## TEXTE FOURNI

# # # # # # #

D’ailleurs, cette loi dont nous demandons la suppression vous permet, monsieur le ministre, de remplacer des enseignants absents par des personnels de garderie sans formation en dehors des grèves ; c’est inacceptable !
De surcroît, pour mettre en œuvre ces choix, vous avez décidé d’obliger les maires à mettre en place ces garderies en cas de grève, alors qu’il est de votre responsabilité d’assumer vos choix et vos méthodes de concertation, qui mettent régulièrement le personnel enseignant dans l’obligation de se mobiliser contre vos projets.
Par-delà les transferts financier et managérial d’une telle décision, c’est évidemment un autre objectif que vous visez. Il s’agit de mettre au pas les maires récalcitrants, qui gèrent leur ville sur de tout autres bases.
Avec cette loi, vous tentez de les mettre au premier rang de la gestion des conflits scolaires, ce qui n’est pas leur place. Ce faisant, vous transformez la mission première d’un maire, qui est de favoriser le « vivre ensemble », les bonnes relations entre tous les habitants et tous les intervenants publics et privés sur un même territoire. C’est presque par définition qu’un maire est un conciliateur.
Vous espérez ainsi leur faire porter la responsabilité de la gêne occasionnée par les mouvements de grève, dont vous êtes seul responsable, pour déstabiliser leur relation avec leur population et avec les enseignants de leur territoire. Et, s’ils n’acceptent pas de tomber dans ce piège, vous les traînerez devant les tribunaux. Si une condamnation pouvait en fragiliser quelques-uns, ce serait sans doute pour vous la cerise sur le gâteau.
En fait, nous le voyons bien, cette loi participe d’une vaste opération politique, généralisée, qui vise à remodeler notre République dans le cadre d’obligations toujours plus contraignantes et qui resserre, recentralise tous les pouvoirs autour du Président de la République et de quelques conseillers.
Pour tenter de parvenir à juguler les conséquences sociales et politiques de vos choix, vous avez adopté cette loi dont nous demandons l’abrogation, dans l’urgence, sans aucune concertation, en prévision des mouvements que vos réformes à venir avaient toutes les chances de faire grandir.

# # # # # # #

## ENTRÉES EXTRAITES
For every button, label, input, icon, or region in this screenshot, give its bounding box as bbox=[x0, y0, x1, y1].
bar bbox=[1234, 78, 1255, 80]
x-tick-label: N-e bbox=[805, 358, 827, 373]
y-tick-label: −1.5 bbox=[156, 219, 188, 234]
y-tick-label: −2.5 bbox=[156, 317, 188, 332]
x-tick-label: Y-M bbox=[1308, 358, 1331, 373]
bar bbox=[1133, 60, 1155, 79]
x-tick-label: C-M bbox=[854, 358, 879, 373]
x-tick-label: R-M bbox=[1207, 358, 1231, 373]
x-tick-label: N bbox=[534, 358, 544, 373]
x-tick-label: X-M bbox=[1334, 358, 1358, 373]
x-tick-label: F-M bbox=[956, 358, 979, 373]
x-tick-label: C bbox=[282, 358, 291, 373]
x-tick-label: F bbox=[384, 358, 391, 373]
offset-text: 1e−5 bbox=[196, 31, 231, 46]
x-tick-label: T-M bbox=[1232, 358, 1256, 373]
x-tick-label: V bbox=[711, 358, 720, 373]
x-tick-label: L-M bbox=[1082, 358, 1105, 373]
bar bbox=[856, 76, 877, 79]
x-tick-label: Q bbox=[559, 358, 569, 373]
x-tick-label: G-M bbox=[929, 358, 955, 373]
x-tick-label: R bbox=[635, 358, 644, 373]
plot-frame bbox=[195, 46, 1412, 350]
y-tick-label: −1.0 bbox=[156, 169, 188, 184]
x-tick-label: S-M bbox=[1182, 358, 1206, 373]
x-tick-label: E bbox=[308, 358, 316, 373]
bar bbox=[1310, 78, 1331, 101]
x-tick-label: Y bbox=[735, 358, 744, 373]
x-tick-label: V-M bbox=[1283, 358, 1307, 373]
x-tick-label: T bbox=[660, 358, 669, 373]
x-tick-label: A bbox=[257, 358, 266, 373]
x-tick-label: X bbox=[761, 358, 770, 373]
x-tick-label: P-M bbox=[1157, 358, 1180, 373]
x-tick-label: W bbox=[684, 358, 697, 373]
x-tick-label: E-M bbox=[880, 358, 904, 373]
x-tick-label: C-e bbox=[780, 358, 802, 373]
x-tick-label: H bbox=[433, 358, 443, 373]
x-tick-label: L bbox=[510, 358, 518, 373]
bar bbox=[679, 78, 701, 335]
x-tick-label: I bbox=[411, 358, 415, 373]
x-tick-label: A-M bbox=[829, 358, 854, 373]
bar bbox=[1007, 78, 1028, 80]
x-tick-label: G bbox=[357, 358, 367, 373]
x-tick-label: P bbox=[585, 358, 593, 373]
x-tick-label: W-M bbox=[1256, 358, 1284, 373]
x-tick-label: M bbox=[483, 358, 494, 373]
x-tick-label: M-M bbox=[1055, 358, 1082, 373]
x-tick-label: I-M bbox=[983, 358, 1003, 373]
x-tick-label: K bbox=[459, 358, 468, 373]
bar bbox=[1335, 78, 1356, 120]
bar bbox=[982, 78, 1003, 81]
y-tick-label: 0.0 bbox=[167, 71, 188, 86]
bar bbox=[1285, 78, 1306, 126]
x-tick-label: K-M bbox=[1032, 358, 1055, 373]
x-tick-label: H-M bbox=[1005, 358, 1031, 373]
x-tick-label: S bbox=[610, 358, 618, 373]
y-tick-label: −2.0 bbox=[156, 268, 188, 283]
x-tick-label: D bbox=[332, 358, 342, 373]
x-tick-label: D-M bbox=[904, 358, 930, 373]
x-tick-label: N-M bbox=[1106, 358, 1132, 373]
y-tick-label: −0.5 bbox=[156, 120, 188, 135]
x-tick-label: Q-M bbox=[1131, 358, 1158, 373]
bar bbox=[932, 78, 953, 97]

# # # # # # #

## À PROPOS
Rédigez la suite du texte sur la loi qui oblige les maires à organiser des garderies en cas de grève, en reprenant après sa dernière phrase.

## RÉPONSE PROPOSÉE
Comment ne pas être inquiet quand vous supprimez en deux ans 25 000 postes d’enseignants et que vous prenez toute une série de mesures touchant tous les secteurs de notre service public d’éducation, y compris le monde associatif y concourant.
M. Guy Fischer. C’est en deçà de la réalité !
M. Jean-François Voguet. Vous vous en prenez aux pratiques pédagogiques qui ont fait leur preuve, par exemple en supprimant les réseaux d’aides spécialisées aux élèves en difficulté, les RASED, qui manquent toujours des financements leur permettant d’atteindre leur but.
Vous êtes, en quelque sorte, un « pyromane » qui crie au feu (Protestations sur les travées de l’UMP) et vous obligez les maires à devenir des pompiers.
M. Guy Fischer. Voilà la vérité !
M. Jean-François Voguet. Aussi, pour toutes ces raisons et pour toutes celles qui ont été présentées d’excellente manière par notre collègue Brigitte Gonthier-Maurin, notre groupe votera en faveur de cette proposition de loi tendant à l’abrogation de la loi n° 2008-790. (Applaudissements sur les travées du groupe CRC-SPG et sur certaines travées du groupe socialiste.)
Mme la présidente. La parole est à M. Jean-Claude Carle. (Applaudissements sur les travées de l’UMP.)
M. Jean-Claude Carle. Madame la présidente, monsieur le ministre, mes chers collègues, la proposition de loi qui nous est présentée aujourd’hui a pour objet d’abroger la loi instituant un droit d’accueil pour les élèves des écoles maternelles et élémentaires pendant le temps scolaire.
Avant même de commenter cette initiative sur le fond, je m’étonne que nous examinions un texte abrogeant une loi que nous avons votée le 23 juillet dernier, voilà six mois à peine. (Exclamations sur les travées du groupe CRC-SPG et du groupe socialiste.)